Check every line of the data below for the string "правонарушениях", and copy the ones that hold it.

Task data:
────────
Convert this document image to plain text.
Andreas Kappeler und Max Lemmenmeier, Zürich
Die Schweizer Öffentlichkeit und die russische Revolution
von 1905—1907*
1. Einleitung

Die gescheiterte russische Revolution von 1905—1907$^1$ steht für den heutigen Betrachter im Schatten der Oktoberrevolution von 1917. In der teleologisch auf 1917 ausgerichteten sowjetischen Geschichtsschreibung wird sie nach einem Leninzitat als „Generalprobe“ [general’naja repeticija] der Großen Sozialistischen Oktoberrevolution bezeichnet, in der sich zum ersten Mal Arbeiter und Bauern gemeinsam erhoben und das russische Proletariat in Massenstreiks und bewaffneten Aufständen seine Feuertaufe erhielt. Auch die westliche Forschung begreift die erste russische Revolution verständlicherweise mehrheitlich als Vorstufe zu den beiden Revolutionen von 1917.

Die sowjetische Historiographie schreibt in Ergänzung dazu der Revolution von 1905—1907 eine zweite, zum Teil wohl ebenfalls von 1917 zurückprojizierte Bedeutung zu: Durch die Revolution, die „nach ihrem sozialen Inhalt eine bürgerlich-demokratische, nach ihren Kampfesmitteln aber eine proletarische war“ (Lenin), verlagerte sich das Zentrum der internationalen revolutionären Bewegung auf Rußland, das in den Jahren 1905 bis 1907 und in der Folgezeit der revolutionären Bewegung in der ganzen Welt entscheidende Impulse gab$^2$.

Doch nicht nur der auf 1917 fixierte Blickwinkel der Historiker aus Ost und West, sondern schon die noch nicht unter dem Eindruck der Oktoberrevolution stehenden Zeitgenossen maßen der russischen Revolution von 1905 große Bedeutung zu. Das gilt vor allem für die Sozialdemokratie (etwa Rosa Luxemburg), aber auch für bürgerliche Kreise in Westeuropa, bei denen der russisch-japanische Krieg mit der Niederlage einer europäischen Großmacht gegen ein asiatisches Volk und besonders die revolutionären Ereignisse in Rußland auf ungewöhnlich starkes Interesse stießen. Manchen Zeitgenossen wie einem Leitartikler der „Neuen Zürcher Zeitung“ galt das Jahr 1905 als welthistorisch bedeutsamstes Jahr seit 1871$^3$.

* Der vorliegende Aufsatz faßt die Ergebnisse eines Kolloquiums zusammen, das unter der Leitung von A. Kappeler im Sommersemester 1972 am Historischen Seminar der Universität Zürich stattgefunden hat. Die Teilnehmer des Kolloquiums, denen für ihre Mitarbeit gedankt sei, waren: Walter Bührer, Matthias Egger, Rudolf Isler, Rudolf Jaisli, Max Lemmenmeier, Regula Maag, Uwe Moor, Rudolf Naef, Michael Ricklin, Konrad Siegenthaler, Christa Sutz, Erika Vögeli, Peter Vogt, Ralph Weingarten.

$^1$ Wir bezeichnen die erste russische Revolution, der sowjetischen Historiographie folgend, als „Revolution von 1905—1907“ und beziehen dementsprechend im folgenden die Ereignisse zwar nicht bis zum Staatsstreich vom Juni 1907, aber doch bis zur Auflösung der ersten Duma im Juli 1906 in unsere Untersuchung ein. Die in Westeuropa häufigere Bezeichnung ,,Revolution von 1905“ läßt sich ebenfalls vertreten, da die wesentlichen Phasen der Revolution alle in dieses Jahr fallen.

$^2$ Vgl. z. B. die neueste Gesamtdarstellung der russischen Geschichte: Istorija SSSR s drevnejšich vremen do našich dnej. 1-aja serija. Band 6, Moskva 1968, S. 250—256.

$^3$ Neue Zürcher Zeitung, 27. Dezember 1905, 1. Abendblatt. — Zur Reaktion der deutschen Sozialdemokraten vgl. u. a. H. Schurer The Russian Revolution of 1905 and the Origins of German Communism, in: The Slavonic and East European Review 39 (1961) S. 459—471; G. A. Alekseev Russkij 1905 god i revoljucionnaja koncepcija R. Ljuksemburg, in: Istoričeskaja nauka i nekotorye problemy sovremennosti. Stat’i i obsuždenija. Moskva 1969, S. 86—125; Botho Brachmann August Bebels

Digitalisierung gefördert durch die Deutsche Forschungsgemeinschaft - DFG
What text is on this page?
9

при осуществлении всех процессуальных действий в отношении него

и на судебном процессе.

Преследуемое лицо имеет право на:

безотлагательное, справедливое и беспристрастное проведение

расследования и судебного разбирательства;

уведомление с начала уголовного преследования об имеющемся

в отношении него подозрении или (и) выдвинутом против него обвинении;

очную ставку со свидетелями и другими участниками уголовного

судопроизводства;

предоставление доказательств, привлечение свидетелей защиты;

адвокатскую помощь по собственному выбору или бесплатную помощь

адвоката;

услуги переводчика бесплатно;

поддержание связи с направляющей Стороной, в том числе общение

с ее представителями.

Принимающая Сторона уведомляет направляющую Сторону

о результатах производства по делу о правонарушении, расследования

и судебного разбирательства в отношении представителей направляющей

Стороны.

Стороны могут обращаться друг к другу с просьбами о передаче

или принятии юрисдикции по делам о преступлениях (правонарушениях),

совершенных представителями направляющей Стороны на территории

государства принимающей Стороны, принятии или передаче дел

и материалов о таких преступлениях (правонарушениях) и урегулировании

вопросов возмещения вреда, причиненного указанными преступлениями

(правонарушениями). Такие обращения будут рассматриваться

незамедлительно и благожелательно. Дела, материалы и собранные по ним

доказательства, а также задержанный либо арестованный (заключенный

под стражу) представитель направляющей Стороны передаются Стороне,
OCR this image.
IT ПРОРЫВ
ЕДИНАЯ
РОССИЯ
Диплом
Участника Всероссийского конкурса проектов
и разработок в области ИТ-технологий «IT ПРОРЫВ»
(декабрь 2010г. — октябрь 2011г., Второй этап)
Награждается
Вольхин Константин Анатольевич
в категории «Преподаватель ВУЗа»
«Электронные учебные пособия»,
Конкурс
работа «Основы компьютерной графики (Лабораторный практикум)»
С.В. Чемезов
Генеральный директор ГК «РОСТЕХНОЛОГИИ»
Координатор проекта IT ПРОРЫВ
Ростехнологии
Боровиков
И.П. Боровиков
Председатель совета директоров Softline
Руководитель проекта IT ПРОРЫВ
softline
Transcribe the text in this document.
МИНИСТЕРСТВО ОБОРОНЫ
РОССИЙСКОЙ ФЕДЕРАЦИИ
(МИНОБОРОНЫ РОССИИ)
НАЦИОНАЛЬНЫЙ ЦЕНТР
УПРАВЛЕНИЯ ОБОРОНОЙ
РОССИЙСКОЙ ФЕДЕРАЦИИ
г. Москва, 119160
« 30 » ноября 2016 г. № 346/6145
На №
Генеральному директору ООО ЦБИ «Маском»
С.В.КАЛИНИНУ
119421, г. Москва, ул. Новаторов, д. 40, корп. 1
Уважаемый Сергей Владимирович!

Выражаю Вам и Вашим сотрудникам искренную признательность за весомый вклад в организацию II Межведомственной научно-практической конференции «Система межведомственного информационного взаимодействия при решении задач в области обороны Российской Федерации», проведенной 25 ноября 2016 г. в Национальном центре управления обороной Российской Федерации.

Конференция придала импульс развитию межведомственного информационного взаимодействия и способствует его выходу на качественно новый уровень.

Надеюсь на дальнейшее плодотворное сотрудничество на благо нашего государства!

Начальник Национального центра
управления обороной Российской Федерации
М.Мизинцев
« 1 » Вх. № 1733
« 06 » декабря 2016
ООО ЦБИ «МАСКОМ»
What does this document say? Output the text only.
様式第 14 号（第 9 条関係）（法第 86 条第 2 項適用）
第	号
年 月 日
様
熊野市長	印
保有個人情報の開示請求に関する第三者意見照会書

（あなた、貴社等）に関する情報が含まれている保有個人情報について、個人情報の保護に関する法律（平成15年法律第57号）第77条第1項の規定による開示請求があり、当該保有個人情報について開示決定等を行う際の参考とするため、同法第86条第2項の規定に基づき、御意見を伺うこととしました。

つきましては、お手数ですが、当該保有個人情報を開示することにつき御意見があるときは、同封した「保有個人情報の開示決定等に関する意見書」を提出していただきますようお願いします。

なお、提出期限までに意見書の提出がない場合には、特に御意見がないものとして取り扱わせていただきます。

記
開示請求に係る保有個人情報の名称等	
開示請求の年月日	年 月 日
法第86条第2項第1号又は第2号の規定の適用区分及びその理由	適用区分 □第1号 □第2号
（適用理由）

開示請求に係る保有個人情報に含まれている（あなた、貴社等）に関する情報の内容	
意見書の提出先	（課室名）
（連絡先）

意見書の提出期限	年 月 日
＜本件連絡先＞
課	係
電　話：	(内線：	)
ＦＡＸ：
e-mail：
────────
Task result:
или принятии юрисдикции по делам о преступлениях (правонарушениях),
и материалов о таких преступлениях (правонарушениях) и урегулировании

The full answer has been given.